Set exercise:
Tally each line where the word "color" occurs, then give only the total.

BEGIN Given entries

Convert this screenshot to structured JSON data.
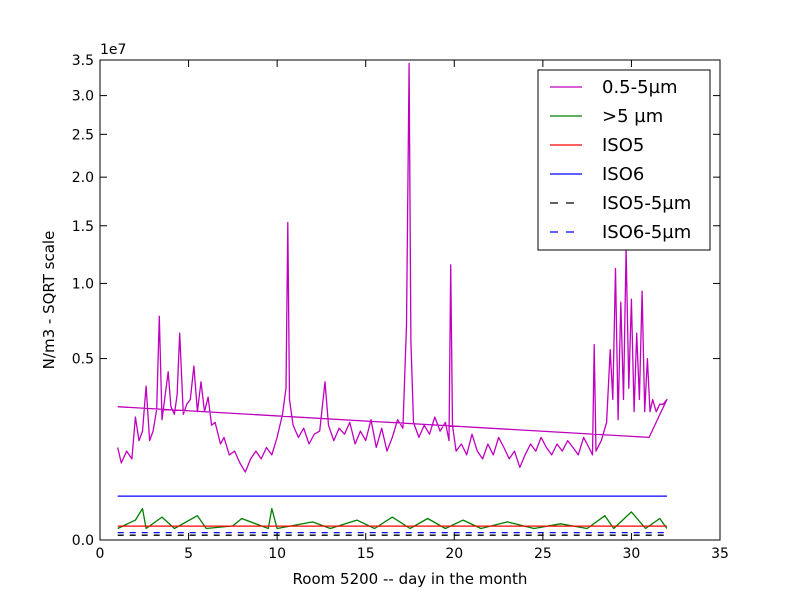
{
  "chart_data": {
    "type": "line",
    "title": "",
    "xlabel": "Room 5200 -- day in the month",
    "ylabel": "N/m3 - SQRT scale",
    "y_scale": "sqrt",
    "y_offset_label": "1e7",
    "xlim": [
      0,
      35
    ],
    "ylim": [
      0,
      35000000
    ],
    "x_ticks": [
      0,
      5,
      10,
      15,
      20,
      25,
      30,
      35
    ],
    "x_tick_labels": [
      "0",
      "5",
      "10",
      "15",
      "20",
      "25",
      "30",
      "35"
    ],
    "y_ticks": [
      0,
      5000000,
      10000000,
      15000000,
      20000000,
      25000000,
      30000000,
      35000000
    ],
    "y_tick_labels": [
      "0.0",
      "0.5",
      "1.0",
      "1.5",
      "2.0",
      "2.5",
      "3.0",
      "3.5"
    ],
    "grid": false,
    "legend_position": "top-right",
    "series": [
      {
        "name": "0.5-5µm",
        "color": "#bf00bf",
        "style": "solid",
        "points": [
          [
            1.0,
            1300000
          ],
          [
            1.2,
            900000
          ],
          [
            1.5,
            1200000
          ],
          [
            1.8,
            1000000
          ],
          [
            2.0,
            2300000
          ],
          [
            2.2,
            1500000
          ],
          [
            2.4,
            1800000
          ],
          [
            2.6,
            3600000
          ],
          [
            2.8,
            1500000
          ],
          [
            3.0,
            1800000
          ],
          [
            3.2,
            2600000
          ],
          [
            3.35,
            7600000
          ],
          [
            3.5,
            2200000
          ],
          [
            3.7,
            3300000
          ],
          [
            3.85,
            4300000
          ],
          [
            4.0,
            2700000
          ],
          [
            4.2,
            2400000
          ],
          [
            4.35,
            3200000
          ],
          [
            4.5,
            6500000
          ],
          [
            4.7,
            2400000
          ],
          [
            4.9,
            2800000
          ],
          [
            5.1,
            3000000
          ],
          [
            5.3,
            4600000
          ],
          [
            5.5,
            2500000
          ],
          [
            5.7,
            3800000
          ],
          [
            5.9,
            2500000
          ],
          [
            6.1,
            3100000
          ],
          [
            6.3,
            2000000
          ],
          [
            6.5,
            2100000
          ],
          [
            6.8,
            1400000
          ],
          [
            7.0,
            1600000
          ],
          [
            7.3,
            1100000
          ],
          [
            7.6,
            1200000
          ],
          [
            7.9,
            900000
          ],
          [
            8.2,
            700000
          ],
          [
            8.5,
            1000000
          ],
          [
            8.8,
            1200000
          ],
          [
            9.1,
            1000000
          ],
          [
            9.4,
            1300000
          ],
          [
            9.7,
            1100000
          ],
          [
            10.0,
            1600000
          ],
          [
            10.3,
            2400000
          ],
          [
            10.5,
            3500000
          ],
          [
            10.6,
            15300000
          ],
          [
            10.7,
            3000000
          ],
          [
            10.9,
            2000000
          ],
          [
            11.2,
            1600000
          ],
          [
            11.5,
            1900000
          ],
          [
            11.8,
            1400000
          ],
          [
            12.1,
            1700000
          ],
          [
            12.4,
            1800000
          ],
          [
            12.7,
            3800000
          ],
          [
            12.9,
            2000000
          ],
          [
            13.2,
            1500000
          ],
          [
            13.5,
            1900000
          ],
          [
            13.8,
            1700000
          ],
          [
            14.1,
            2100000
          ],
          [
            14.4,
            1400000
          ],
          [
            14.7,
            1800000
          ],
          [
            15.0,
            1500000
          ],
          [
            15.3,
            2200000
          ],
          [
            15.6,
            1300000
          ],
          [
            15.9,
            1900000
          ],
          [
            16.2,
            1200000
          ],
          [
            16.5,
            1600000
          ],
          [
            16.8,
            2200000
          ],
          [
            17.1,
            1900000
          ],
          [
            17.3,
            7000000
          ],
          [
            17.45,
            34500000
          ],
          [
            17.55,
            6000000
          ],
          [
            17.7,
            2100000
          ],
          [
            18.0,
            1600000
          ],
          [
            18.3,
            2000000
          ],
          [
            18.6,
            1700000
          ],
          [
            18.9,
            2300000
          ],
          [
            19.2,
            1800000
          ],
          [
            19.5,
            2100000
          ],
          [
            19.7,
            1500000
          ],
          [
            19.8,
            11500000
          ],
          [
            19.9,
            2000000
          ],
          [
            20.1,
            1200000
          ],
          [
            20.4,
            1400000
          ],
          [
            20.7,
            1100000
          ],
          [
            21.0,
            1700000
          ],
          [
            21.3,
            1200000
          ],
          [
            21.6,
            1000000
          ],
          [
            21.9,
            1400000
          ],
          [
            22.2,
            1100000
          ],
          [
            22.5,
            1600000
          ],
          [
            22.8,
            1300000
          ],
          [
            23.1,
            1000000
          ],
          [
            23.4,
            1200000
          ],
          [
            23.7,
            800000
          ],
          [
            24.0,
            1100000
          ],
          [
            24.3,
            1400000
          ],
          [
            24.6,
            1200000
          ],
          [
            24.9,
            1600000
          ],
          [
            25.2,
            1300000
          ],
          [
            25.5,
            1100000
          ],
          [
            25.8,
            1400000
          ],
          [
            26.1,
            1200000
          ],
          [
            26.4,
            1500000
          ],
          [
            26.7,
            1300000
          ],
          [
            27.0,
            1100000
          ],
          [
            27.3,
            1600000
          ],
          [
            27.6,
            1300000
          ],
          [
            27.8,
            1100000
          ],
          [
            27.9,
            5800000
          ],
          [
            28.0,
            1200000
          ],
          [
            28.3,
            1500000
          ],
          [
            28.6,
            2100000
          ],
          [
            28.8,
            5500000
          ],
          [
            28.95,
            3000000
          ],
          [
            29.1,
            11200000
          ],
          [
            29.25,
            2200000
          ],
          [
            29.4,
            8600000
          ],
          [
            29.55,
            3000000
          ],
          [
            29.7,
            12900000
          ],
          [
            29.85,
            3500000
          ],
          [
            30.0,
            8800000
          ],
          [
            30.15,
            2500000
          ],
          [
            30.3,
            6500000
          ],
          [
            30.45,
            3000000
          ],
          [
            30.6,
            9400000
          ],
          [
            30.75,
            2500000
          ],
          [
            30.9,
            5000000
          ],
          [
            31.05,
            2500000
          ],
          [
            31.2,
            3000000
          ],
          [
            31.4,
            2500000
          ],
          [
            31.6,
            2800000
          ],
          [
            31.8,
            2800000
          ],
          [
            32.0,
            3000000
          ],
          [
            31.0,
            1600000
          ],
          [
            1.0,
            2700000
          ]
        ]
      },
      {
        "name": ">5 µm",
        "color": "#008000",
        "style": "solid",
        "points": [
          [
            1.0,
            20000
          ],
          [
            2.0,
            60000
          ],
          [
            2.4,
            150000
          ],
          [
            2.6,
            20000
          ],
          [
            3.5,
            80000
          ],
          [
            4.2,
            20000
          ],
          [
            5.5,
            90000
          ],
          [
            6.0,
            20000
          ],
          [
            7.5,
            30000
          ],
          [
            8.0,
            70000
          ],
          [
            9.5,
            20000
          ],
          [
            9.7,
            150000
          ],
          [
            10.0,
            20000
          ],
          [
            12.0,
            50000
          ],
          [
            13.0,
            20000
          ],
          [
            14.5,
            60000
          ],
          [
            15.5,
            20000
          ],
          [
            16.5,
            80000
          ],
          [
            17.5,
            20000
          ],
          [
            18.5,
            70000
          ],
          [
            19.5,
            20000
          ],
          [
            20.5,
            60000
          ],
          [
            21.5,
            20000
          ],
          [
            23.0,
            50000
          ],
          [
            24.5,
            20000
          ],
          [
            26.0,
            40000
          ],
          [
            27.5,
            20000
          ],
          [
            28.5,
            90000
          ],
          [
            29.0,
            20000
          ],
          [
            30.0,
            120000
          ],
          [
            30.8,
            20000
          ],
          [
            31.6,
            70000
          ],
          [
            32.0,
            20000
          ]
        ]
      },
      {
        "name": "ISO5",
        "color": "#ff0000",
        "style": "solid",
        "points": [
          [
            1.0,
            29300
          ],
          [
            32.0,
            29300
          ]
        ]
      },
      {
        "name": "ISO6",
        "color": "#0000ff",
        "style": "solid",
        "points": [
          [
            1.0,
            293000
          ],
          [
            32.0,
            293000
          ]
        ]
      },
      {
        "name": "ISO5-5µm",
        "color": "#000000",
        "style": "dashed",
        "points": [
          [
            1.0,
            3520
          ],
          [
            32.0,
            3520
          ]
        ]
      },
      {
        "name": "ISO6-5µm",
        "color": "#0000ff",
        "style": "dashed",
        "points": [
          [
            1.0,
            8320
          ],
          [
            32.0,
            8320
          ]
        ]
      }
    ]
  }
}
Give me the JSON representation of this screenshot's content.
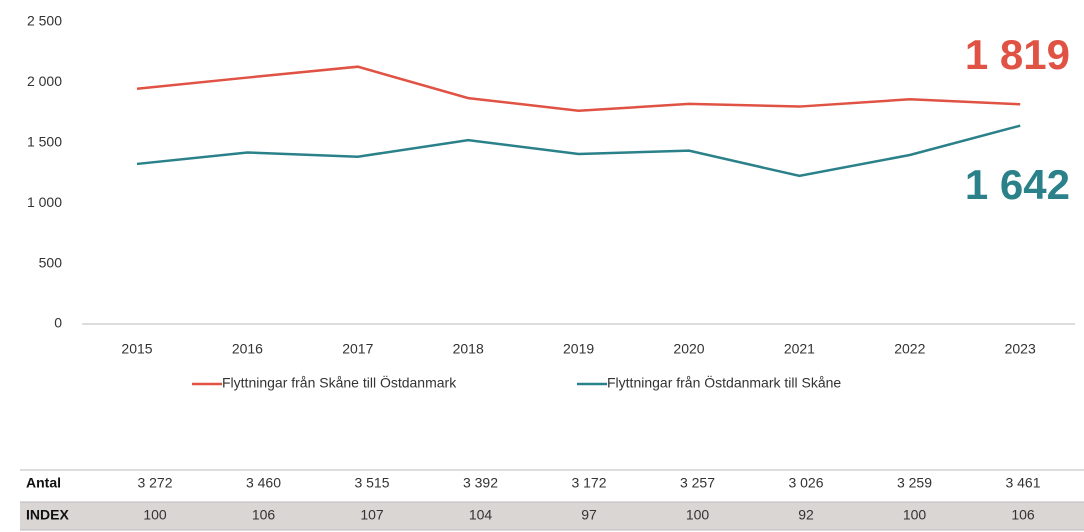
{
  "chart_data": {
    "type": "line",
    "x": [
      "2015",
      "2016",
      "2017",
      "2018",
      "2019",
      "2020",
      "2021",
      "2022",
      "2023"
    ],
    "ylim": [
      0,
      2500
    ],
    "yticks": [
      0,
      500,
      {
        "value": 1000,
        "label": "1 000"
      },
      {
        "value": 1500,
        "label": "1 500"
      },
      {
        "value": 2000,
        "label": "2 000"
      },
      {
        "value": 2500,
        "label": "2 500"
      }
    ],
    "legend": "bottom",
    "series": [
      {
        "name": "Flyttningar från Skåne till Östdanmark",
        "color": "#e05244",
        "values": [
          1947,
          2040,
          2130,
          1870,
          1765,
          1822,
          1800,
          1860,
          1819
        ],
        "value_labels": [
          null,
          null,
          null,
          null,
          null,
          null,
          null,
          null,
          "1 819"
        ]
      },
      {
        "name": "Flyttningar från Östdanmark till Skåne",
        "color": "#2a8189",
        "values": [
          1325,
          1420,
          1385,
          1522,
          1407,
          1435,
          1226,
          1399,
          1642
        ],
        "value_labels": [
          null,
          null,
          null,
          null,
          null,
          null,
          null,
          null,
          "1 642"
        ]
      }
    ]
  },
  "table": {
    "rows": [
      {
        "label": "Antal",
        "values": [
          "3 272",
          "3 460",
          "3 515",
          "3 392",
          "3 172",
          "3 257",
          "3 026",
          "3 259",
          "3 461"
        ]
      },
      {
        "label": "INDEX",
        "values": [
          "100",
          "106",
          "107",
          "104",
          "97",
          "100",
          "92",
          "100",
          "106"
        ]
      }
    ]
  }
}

END Given entries

Response:
8